» WHAT IS ASKED
Exclude the pictures, then repeat the remaining data exactly.

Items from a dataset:
....

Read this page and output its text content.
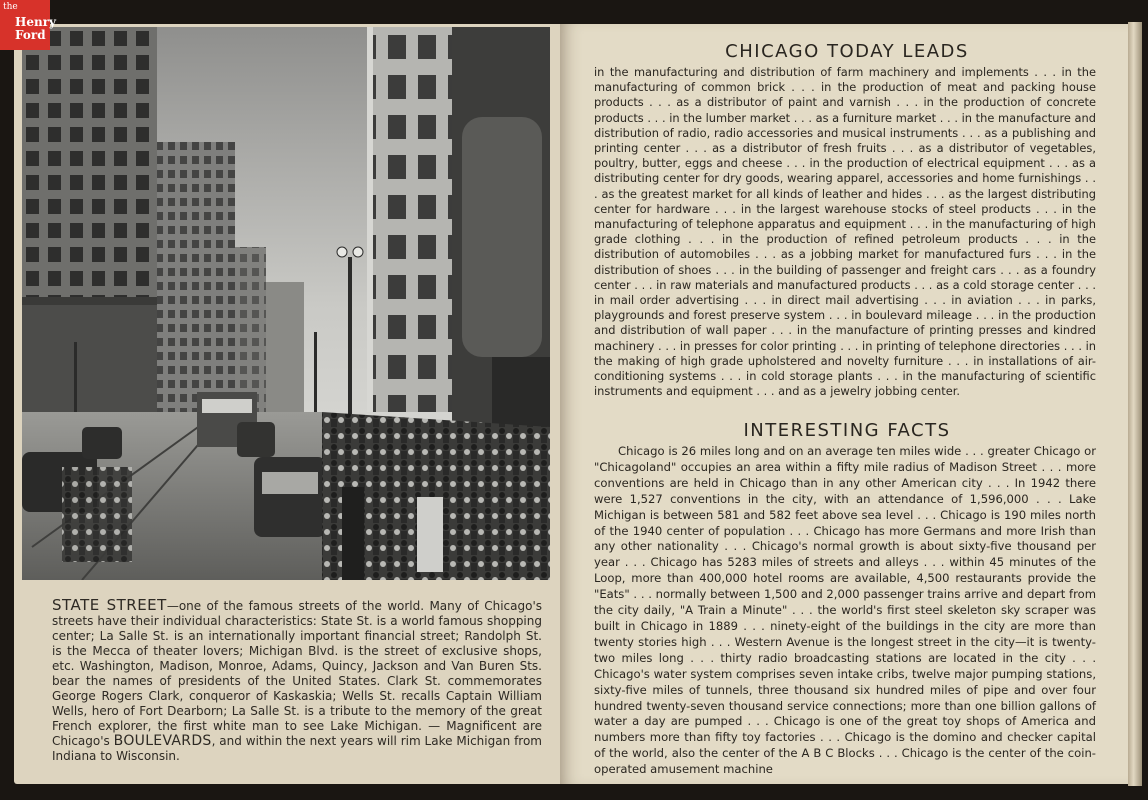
the
Henry
Ford
STATE STREET—one of the famous streets of the world. Many of Chicago's streets have their individual characteristics: State St. is a world famous shopping center; La Salle St. is an internationally important financial street; Randolph St. is the Mecca of theater lovers; Michigan Blvd. is the street of exclusive shops, etc. Washington, Madison, Monroe, Adams, Quincy, Jackson and Van Buren Sts. bear the names of presidents of the United States. Clark St. commemorates George Rogers Clark, conqueror of Kaskaskia; Wells St. recalls Captain William Wells, hero of Fort Dearborn; La Salle St. is a tribute to the memory of the great French explorer, the first white man to see Lake Michigan. — Magnificent are Chicago's BOULEVARDS, and within the next years will rim Lake Michigan from Indiana to Wisconsin.
CHICAGO TODAY LEADS
in the manufacturing and distribution of farm machinery and implements . . . in the manufacturing of common brick . . . in the production of meat and packing house products . . . as a distributor of paint and varnish . . . in the production of concrete products . . . in the lumber market . . . as a furniture market . . . in the manufacture and distribution of radio, radio accessories and musical instruments . . . as a publishing and printing center . . . as a distributor of fresh fruits . . . as a distributor of vegetables, poultry, butter, eggs and cheese . . . in the production of electrical equipment . . . as a distributing center for dry goods, wearing apparel, accessories and home furnishings . . . as the greatest market for all kinds of leather and hides . . . as the largest distributing center for hardware . . . in the largest warehouse stocks of steel products . . . in the manufacturing of telephone apparatus and equipment . . . in the manufacturing of high grade clothing . . . in the production of refined petroleum products . . . in the distribution of automobiles . . . as a jobbing market for manufactured furs . . . in the distribution of shoes . . . in the building of passenger and freight cars . . . as a foundry center . . . in raw materials and manufactured products . . . as a cold storage center . . . in mail order advertising . . . in direct mail advertising . . . in aviation . . . in parks, playgrounds and forest preserve system . . . in boulevard mileage . . . in the production and distribution of wall paper . . . in the manufacture of printing presses and kindred machinery . . . in presses for color printing . . . in printing of telephone directories . . . in the making of high grade upholstered and novelty furniture . . . in installations of air-conditioning systems . . . in cold storage plants . . . in the manufacturing of scientific instruments and equipment . . . and as a jewelry jobbing center.
INTERESTING FACTS
Chicago is 26 miles long and on an average ten miles wide . . . greater Chicago or "Chicagoland" occupies an area within a fifty mile radius of Madison Street . . . more conventions are held in Chicago than in any other American city . . . In 1942 there were 1,527 conventions in the city, with an attendance of 1,596,000 . . . Lake Michigan is between 581 and 582 feet above sea level . . . Chicago is 190 miles north of the 1940 center of population . . . Chicago has more Germans and more Irish than any other nationality . . . Chicago's normal growth is about sixty-five thousand per year . . . Chicago has 5283 miles of streets and alleys . . . within 45 minutes of the Loop, more than 400,000 hotel rooms are available, 4,500 restaurants provide the "Eats" . . . normally between 1,500 and 2,000 passenger trains arrive and depart from the city daily, "A Train a Minute" . . . the world's first steel skeleton sky scraper was built in Chicago in 1889 . . . ninety-eight of the buildings in the city are more than twenty stories high . . . Western Avenue is the longest street in the city—it is twenty-two miles long . . . thirty radio broadcasting stations are located in the city . . . Chicago's water system comprises seven intake cribs, twelve major pumping stations, sixty-five miles of tunnels, three thousand six hundred miles of pipe and over four hundred twenty-seven thousand service connections; more than one billion gallons of water a day are pumped . . . Chicago is one of the great toy shops of America and numbers more than fifty toy factories . . . Chicago is the domino and checker capital of the world, also the center of the A B C Blocks . . . Chicago is the center of the coin-operated amusement machine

....

» RESPONSE
Read this page and output its text content.
the
Henry
Ford
STATE STREET—one of the famous streets of the world. Many of Chicago's streets have their individual characteristics: State St. is a world famous shopping center; La Salle St. is an internationally important financial street; Randolph St. is the Mecca of theater lovers; Michigan Blvd. is the street of exclusive shops, etc. Washington, Madison, Monroe, Adams, Quincy, Jackson and Van Buren Sts. bear the names of presidents of the United States. Clark St. commemorates George Rogers Clark, conqueror of Kaskaskia; Wells St. recalls Captain William Wells, hero of Fort Dearborn; La Salle St. is a tribute to the memory of the great French explorer, the first white man to see Lake Michigan. — Magnificent are Chicago's BOULEVARDS, and within the next years will rim Lake Michigan from Indiana to Wisconsin.
CHICAGO TODAY LEADS
in the manufacturing and distribution of farm machinery and implements . . . in the manufacturing of common brick . . . in the production of meat and packing house products . . . as a distributor of paint and varnish . . . in the production of concrete products . . . in the lumber market . . . as a furniture market . . . in the manufacture and distribution of radio, radio accessories and musical instruments . . . as a publishing and printing center . . . as a distributor of fresh fruits . . . as a distributor of vegetables, poultry, butter, eggs and cheese . . . in the production of electrical equipment . . . as a distributing center for dry goods, wearing apparel, accessories and home furnishings . . . as the greatest market for all kinds of leather and hides . . . as the largest distributing center for hardware . . . in the largest warehouse stocks of steel products . . . in the manufacturing of telephone apparatus and equipment . . . in the manufacturing of high grade clothing . . . in the production of refined petroleum products . . . in the distribution of automobiles . . . as a jobbing market for manufactured furs . . . in the distribution of shoes . . . in the building of passenger and freight cars . . . as a foundry center . . . in raw materials and manufactured products . . . as a cold storage center . . . in mail order advertising . . . in direct mail advertising . . . in aviation . . . in parks, playgrounds and forest preserve system . . . in boulevard mileage . . . in the production and distribution of wall paper . . . in the manufacture of printing presses and kindred machinery . . . in presses for color printing . . . in printing of telephone directories . . . in the making of high grade upholstered and novelty furniture . . . in installations of air-conditioning systems . . . in cold storage plants . . . in the manufacturing of scientific instruments and equipment . . . and as a jewelry jobbing center.
INTERESTING FACTS
Chicago is 26 miles long and on an average ten miles wide . . . greater Chicago or "Chicagoland" occupies an area within a fifty mile radius of Madison Street . . . more conventions are held in Chicago than in any other American city . . . In 1942 there were 1,527 conventions in the city, with an attendance of 1,596,000 . . . Lake Michigan is between 581 and 582 feet above sea level . . . Chicago is 190 miles north of the 1940 center of population . . . Chicago has more Germans and more Irish than any other nationality . . . Chicago's normal growth is about sixty-five thousand per year . . . Chicago has 5283 miles of streets and alleys . . . within 45 minutes of the Loop, more than 400,000 hotel rooms are available, 4,500 restaurants provide the "Eats" . . . normally between 1,500 and 2,000 passenger trains arrive and depart from the city daily, "A Train a Minute" . . . the world's first steel skeleton sky scraper was built in Chicago in 1889 . . . ninety-eight of the buildings in the city are more than twenty stories high . . . Western Avenue is the longest street in the city—it is twenty-two miles long . . . thirty radio broadcasting stations are located in the city . . . Chicago's water system comprises seven intake cribs, twelve major pumping stations, sixty-five miles of tunnels, three thousand six hundred miles of pipe and over four hundred twenty-seven thousand service connections; more than one billion gallons of water a day are pumped . . . Chicago is one of the great toy shops of America and numbers more than fifty toy factories . . . Chicago is the domino and checker capital of the world, also the center of the A B C Blocks . . . Chicago is the center of the coin-operated amusement machine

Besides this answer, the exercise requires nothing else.